→ Exercise prompt
Your task is to transcribe all of the data below exactly, omitting the images.

Lines of data
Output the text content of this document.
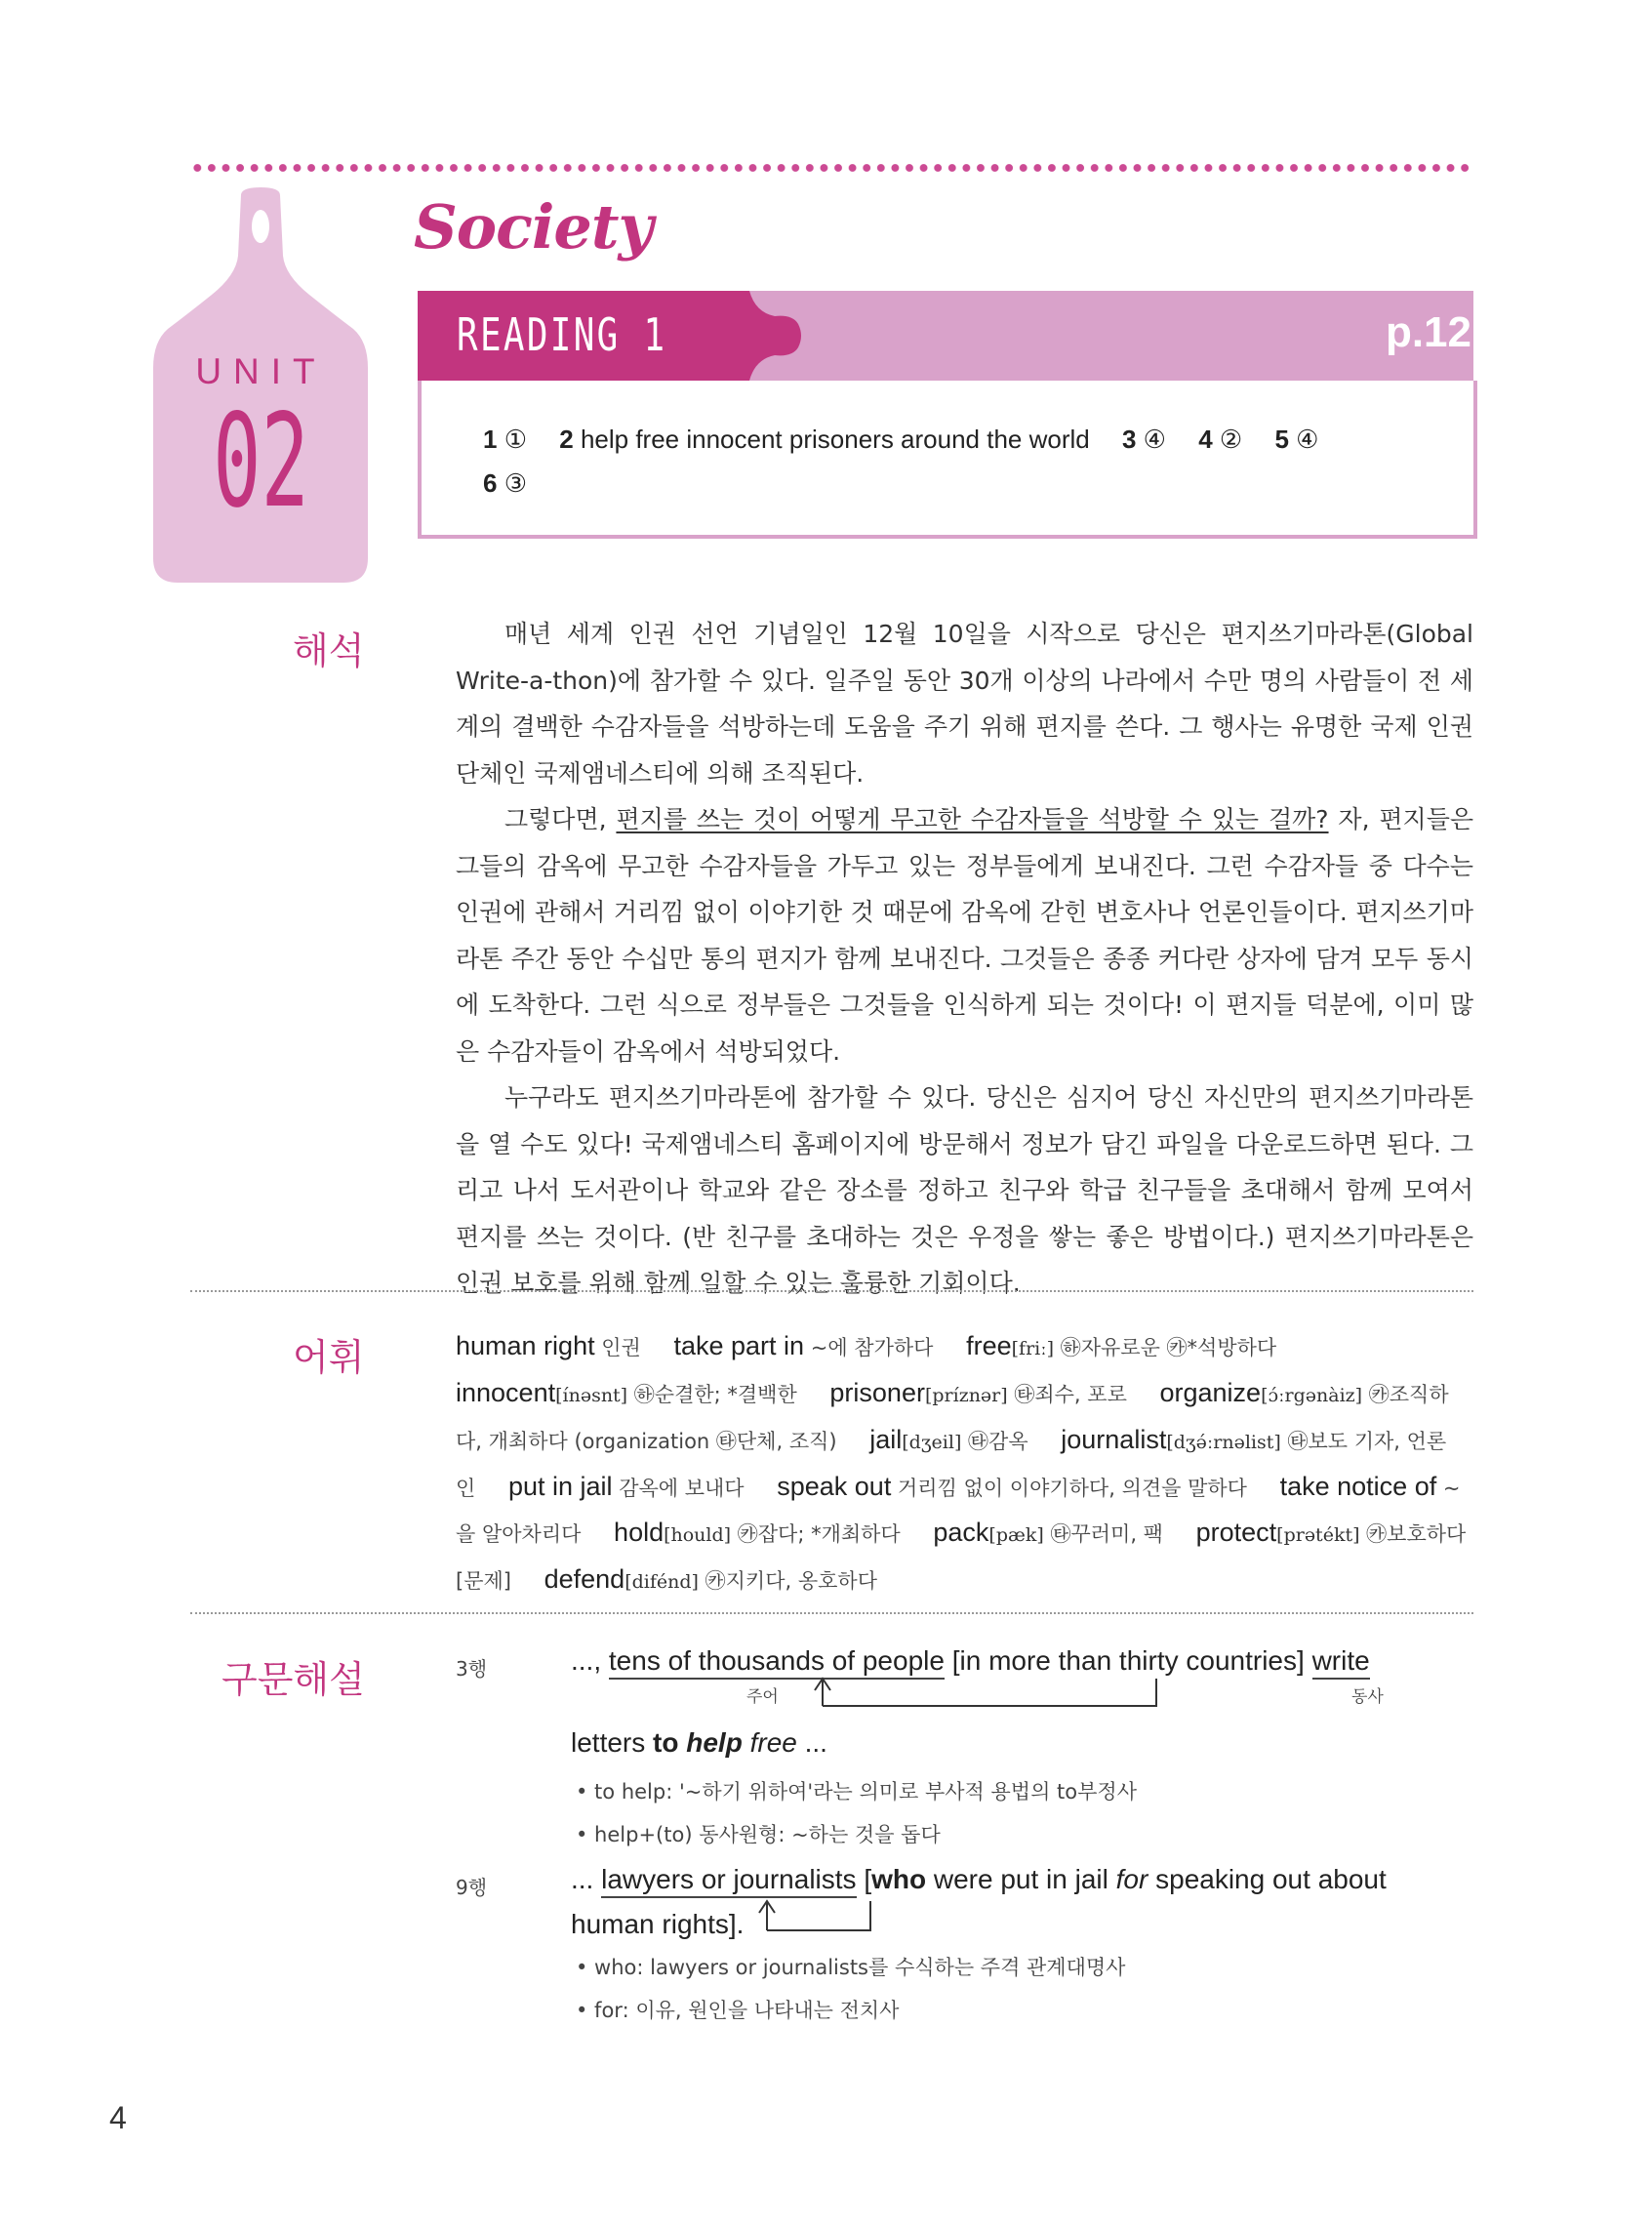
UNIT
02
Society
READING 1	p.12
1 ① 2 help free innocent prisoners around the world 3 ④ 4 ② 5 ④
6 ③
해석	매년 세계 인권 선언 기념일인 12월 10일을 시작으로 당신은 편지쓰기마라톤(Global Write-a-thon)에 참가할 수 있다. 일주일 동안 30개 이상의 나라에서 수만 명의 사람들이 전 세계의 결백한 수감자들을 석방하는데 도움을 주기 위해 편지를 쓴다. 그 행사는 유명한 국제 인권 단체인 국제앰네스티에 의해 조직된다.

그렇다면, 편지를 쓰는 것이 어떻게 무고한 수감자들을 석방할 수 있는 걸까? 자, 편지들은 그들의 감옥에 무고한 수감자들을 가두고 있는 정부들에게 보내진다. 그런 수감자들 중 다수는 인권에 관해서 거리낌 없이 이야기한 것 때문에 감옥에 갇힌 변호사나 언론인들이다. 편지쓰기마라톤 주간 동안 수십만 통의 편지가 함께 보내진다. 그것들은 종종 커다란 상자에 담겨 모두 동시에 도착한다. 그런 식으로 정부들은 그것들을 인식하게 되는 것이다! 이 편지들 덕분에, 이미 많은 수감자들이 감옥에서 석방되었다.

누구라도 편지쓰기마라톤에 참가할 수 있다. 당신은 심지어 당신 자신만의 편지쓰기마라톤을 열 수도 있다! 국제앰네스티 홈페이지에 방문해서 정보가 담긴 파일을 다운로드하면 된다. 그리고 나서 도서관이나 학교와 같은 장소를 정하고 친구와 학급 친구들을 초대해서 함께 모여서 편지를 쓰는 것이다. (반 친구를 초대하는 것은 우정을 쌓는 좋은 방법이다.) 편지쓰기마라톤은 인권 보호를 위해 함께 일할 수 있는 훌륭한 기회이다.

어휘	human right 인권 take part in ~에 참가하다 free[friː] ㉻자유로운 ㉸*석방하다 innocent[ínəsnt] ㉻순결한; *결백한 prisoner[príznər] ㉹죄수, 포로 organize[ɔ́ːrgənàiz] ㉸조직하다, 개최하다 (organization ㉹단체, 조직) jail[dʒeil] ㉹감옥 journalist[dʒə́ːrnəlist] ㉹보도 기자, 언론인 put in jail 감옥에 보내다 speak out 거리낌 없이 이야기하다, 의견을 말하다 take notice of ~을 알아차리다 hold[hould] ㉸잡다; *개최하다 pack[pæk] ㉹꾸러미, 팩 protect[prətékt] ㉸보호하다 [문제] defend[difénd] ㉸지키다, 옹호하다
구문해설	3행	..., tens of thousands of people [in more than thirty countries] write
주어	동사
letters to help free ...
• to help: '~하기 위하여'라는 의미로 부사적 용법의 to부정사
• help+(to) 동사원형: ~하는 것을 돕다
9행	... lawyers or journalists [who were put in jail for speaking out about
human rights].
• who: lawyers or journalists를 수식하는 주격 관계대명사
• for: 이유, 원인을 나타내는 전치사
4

→ Written answer
Output the text content of this document.
UNIT
02
Society
READING 1	p.12
1 ① 2 help free innocent prisoners around the world 3 ④ 4 ② 5 ④
6 ③
해석	매년 세계 인권 선언 기념일인 12월 10일을 시작으로 당신은 편지쓰기마라톤(Global Write-a-thon)에 참가할 수 있다. 일주일 동안 30개 이상의 나라에서 수만 명의 사람들이 전 세계의 결백한 수감자들을 석방하는데 도움을 주기 위해 편지를 쓴다. 그 행사는 유명한 국제 인권 단체인 국제앰네스티에 의해 조직된다.

그렇다면, 편지를 쓰는 것이 어떻게 무고한 수감자들을 석방할 수 있는 걸까? 자, 편지들은 그들의 감옥에 무고한 수감자들을 가두고 있는 정부들에게 보내진다. 그런 수감자들 중 다수는 인권에 관해서 거리낌 없이 이야기한 것 때문에 감옥에 갇힌 변호사나 언론인들이다. 편지쓰기마라톤 주간 동안 수십만 통의 편지가 함께 보내진다. 그것들은 종종 커다란 상자에 담겨 모두 동시에 도착한다. 그런 식으로 정부들은 그것들을 인식하게 되는 것이다! 이 편지들 덕분에, 이미 많은 수감자들이 감옥에서 석방되었다.

누구라도 편지쓰기마라톤에 참가할 수 있다. 당신은 심지어 당신 자신만의 편지쓰기마라톤을 열 수도 있다! 국제앰네스티 홈페이지에 방문해서 정보가 담긴 파일을 다운로드하면 된다. 그리고 나서 도서관이나 학교와 같은 장소를 정하고 친구와 학급 친구들을 초대해서 함께 모여서 편지를 쓰는 것이다. (반 친구를 초대하는 것은 우정을 쌓는 좋은 방법이다.) 편지쓰기마라톤은 인권 보호를 위해 함께 일할 수 있는 훌륭한 기회이다.

어휘	human right 인권 take part in ~에 참가하다 free[friː] ㉻자유로운 ㉸*석방하다 innocent[ínəsnt] ㉻순결한; *결백한 prisoner[príznər] ㉹죄수, 포로 organize[ɔ́ːrgənàiz] ㉸조직하다, 개최하다 (organization ㉹단체, 조직) jail[dʒeil] ㉹감옥 journalist[dʒə́ːrnəlist] ㉹보도 기자, 언론인 put in jail 감옥에 보내다 speak out 거리낌 없이 이야기하다, 의견을 말하다 take notice of ~을 알아차리다 hold[hould] ㉸잡다; *개최하다 pack[pæk] ㉹꾸러미, 팩 protect[prətékt] ㉸보호하다 [문제] defend[difénd] ㉸지키다, 옹호하다
구문해설	3행	..., tens of thousands of people [in more than thirty countries] write
주어	동사
letters to help free ...
• to help: '~하기 위하여'라는 의미로 부사적 용법의 to부정사
• help+(to) 동사원형: ~하는 것을 돕다
9행	... lawyers or journalists [who were put in jail for speaking out about
human rights].
• who: lawyers or journalists를 수식하는 주격 관계대명사
• for: 이유, 원인을 나타내는 전치사
4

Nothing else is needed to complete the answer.